[Stored data]
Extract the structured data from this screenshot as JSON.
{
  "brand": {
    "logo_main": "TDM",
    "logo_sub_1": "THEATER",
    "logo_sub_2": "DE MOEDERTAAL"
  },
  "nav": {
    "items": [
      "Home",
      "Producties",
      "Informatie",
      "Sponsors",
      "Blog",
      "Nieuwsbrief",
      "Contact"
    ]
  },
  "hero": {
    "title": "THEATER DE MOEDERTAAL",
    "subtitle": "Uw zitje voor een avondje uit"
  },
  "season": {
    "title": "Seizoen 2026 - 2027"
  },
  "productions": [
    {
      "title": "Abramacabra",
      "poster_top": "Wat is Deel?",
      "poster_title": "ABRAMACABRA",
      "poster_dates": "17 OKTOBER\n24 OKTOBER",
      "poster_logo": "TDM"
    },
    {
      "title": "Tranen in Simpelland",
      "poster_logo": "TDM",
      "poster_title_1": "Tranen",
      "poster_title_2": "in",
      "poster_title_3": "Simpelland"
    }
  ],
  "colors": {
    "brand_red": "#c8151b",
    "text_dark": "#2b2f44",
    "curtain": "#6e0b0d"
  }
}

JOB ▸ Every line above should be retyped exactly as given.

RESPONSE TO THIS TASK ▸
Extract the structured data from this screenshot as JSON.
{
  "brand": {
    "logo_main": "TDM",
    "logo_sub_1": "THEATER",
    "logo_sub_2": "DE MOEDERTAAL"
  },
  "nav": {
    "items": [
      "Home",
      "Producties",
      "Informatie",
      "Sponsors",
      "Blog",
      "Nieuwsbrief",
      "Contact"
    ]
  },
  "hero": {
    "title": "THEATER DE MOEDERTAAL",
    "subtitle": "Uw zitje voor een avondje uit"
  },
  "season": {
    "title": "Seizoen 2026 - 2027"
  },
  "productions": [
    {
      "title": "Abramacabra",
      "poster_top": "Wat is Deel?",
      "poster_title": "ABRAMACABRA",
      "poster_dates": "17 OKTOBER\n24 OKTOBER",
      "poster_logo": "TDM"
    },
    {
      "title": "Tranen in Simpelland",
      "poster_logo": "TDM",
      "poster_title_1": "Tranen",
      "poster_title_2": "in",
      "poster_title_3": "Simpelland"
    }
  ],
  "colors": {
    "brand_red": "#c8151b",
    "text_dark": "#2b2f44",
    "curtain": "#6e0b0d"
  }
}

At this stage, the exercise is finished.